■ **Description of the task**
Extend the passage below on Choom and Canada's cannabis industry, picking up after its final sentence.

■ **Page text**
BEGIN

A second site, High Way 10, covers 16,000 square feet on a 120-acre parcel. It is in the active review stage of ACMPR licensing process. The company is also actively working on obtaining a retail license from Saskatchewan authorities in order enter the retail market and sell product across the province.

The other two sites, at Vernon and Chemainus, are also key to Choom’s growing capacity. With 11,300 square feet of growing space between them, these facilities are being prepped for cannabis production, with Vernon undergoing state-of-the-art retrofits to create some of the most effective cultivation facilities for the company. As at Sooke, plans are in place for extensive expansion at both facilities so that Choom can increase its production capacity once the recreational market is established and the sales start to flow.

Streamlined Stores

Licensed stores will also be important for a vertically integrated cannabis company such as Choom. The company has established a design and plan for these stores that are helping to demonstrate that it is ready for licensing and that will communicate its brand appeal to customers.

Choom itself will operate some corporate stores. Others will be run by independent investor/operator owners. This will allow the company to present a consistent brand with well-regulated outlets across the country.

The design of these outlets combines a modern store design with a relaxed style that is the Choom brand. A combination of clean lines and warm interiors will offer a distinctive and inviting space that will be comfortable for customers. Choom retail is designed to appeal to both established cannabis users with outstanding product selection and offer education for those new consumers who are curious about the product. Created by the design team behind some of the most popular modern retail environments, the stores have a style meant to help Choom stand out. And with a leadership team well versed in navigating regulatory processes, the company should be able to gain a foothold within Canada’s new retail cannabis market.

Expanding the Cannabis Sector

A variety of other companies are also preparing to take their places in Canada’s expanding cannabis sector. Some are purely recreational, while others are moving in from the medical side.

One of the world’s largest and fastest-growing cannabis companies, Aurora Cannabis, Inc. (TSX: ACB) (OTCQX: ACBFF) is preparing to expand from medical product sales into recreational uses. It recently finalized the largest acquisition in the history of the cannabis industry, with the purchase of over 95 percent of shares in CanniMed and plans to compulsorily obtain the rest. Having entered a supplier agreement with Shoppers Drug Mart, Aurora is in a position to effectively market the products of its expanded capacity.

END

(Dataset records)
BEGIN

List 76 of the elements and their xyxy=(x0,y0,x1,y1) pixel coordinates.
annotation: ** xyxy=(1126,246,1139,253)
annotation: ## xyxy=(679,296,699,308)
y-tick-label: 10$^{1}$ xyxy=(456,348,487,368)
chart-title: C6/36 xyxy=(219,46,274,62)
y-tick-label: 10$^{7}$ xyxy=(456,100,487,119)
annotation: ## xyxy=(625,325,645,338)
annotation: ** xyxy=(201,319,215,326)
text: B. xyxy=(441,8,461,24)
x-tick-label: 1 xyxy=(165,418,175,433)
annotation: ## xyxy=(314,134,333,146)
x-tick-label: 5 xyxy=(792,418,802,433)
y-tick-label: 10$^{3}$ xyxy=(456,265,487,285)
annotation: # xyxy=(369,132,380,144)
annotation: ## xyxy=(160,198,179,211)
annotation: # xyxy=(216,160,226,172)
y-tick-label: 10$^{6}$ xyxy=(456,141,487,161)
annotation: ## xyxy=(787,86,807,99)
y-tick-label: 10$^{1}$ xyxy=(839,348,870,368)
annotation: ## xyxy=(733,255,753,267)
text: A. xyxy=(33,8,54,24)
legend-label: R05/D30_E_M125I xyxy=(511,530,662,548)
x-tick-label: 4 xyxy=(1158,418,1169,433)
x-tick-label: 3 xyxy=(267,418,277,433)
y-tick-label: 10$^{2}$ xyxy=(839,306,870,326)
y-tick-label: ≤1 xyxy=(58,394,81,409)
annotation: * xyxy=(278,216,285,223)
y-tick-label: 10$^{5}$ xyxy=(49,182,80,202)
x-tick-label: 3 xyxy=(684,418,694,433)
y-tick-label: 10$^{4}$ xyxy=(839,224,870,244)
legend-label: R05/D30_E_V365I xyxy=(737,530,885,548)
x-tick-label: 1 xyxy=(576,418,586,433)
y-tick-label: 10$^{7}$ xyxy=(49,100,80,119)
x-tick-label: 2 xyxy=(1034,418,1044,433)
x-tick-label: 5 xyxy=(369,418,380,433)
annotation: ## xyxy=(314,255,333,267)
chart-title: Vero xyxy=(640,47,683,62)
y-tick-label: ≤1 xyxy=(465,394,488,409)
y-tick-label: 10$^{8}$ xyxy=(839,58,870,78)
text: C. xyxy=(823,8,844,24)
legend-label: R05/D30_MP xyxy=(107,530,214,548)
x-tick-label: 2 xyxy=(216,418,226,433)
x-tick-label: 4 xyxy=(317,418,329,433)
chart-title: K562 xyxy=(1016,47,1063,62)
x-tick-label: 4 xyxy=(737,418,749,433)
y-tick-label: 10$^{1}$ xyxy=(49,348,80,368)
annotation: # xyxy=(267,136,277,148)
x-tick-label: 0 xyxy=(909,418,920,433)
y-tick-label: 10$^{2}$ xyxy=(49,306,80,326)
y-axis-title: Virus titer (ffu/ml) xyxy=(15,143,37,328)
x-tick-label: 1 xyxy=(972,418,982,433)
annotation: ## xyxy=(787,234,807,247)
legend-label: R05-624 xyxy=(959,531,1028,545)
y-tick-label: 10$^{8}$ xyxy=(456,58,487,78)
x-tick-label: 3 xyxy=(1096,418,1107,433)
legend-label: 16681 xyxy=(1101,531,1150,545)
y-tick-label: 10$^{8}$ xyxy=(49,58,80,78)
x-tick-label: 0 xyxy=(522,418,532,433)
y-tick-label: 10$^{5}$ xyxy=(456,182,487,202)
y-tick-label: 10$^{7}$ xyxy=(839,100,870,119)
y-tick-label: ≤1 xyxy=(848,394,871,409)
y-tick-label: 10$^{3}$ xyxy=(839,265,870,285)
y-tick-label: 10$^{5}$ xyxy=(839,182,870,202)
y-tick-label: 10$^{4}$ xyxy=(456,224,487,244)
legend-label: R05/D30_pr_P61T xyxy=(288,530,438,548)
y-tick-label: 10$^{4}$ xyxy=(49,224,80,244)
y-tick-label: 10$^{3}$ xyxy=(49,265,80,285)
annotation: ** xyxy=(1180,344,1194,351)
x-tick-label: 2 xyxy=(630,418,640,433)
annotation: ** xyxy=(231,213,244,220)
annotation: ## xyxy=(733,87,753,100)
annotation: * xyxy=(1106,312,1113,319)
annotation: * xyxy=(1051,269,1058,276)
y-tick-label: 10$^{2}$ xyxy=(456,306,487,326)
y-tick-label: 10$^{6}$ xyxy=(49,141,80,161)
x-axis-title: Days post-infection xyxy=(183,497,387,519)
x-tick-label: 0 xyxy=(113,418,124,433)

END

■ **Your response**
Though still focused entirely on the medical side, Namaste Technologies (CNX: N) may well be showing the way forward for recreational brands. The company began as a cannabis e-commerce provider, with 32 sites in 20 countries. It is now working on a telemedicine portal that will connect cannabis-using patients with doctors. Such streamlined approaches let customers more easily obtain their cannabis, and may be only a matter of time before similar approaches are adopted by the recreational sector.

Emerald Health Therapeutics, Inc. (TSXV: EMH) (OTC: EMHTF) is one of several companies partnering with greenhouse farms ahead of the legalization of recreational cannabis. These partnerships will provide an economic boost to struggling farmers while giving cannabis companies access to experienced horticultural staff and more flexibility in their growing capacity as the market expands.

Other sorts of partnerships will also help the industry to grow. The Supreme Cannabis Company, Inc. (TSXV: FIRE) (OTC: SPRWF) is setting up a series of supply agreements with companies such as BlissCo, in which it holds a 10 percent ownership stake. This provides an outlet for 7ACRES, a Supreme subsidiary that the company is developing into a leading cannabis cultivator.

Any company entering the cannabis market will face plenty of competition, with companies expanding their growing capacity and developing new technologies, partnerships and business practices. Only those who can successfully manage the licensing processes will be able to make the most of these advances, and so ensure their place in the new recreational market.